— Begin —
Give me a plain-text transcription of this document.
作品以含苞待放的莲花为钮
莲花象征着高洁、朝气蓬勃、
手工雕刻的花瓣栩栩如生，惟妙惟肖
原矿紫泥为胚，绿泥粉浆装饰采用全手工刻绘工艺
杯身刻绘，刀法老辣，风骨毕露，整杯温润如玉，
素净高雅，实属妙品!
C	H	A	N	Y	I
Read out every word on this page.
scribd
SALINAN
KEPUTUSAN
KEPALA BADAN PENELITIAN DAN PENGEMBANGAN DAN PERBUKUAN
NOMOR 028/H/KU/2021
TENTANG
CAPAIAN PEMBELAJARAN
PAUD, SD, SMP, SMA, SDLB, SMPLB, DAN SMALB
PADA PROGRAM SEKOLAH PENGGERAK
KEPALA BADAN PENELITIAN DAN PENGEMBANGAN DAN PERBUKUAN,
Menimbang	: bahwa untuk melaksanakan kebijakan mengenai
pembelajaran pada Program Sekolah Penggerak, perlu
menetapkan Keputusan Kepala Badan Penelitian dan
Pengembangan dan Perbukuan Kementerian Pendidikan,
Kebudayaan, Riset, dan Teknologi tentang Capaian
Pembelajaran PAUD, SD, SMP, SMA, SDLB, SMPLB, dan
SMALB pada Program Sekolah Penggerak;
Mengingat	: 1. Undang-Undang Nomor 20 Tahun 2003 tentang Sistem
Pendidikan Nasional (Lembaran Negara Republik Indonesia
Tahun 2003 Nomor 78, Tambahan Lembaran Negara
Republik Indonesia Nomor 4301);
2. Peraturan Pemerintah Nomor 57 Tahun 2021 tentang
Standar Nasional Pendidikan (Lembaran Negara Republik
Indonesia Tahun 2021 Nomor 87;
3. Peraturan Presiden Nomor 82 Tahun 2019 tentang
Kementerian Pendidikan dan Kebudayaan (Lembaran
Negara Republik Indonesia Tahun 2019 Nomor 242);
— End —
_EXERCISE_:
Exactly as shown, repeat every record.

_SOLUTION TO THIS EXERCISE_:
Give me a plain-text transcription of this document.
作品以含苞待放的莲花为钮
莲花象征着高洁、朝气蓬勃、
手工雕刻的花瓣栩栩如生，惟妙惟肖
原矿紫泥为胚，绿泥粉浆装饰采用全手工刻绘工艺
杯身刻绘，刀法老辣，风骨毕露，整杯温润如玉，
素净高雅，实属妙品!
C	H	A	N	Y	I
Read out every word on this page.
scribd
SALINAN
KEPUTUSAN
KEPALA BADAN PENELITIAN DAN PENGEMBANGAN DAN PERBUKUAN
NOMOR 028/H/KU/2021
TENTANG
CAPAIAN PEMBELAJARAN
PAUD, SD, SMP, SMA, SDLB, SMPLB, DAN SMALB
PADA PROGRAM SEKOLAH PENGGERAK
KEPALA BADAN PENELITIAN DAN PENGEMBANGAN DAN PERBUKUAN,
Menimbang	: bahwa untuk melaksanakan kebijakan mengenai
pembelajaran pada Program Sekolah Penggerak, perlu
menetapkan Keputusan Kepala Badan Penelitian dan
Pengembangan dan Perbukuan Kementerian Pendidikan,
Kebudayaan, Riset, dan Teknologi tentang Capaian
Pembelajaran PAUD, SD, SMP, SMA, SDLB, SMPLB, dan
SMALB pada Program Sekolah Penggerak;
Mengingat	: 1. Undang-Undang Nomor 20 Tahun 2003 tentang Sistem
Pendidikan Nasional (Lembaran Negara Republik Indonesia
Tahun 2003 Nomor 78, Tambahan Lembaran Negara
Republik Indonesia Nomor 4301);
2. Peraturan Pemerintah Nomor 57 Tahun 2021 tentang
Standar Nasional Pendidikan (Lembaran Negara Republik
Indonesia Tahun 2021 Nomor 87;
3. Peraturan Presiden Nomor 82 Tahun 2019 tentang
Kementerian Pendidikan dan Kebudayaan (Lembaran
Negara Republik Indonesia Tahun 2019 Nomor 242);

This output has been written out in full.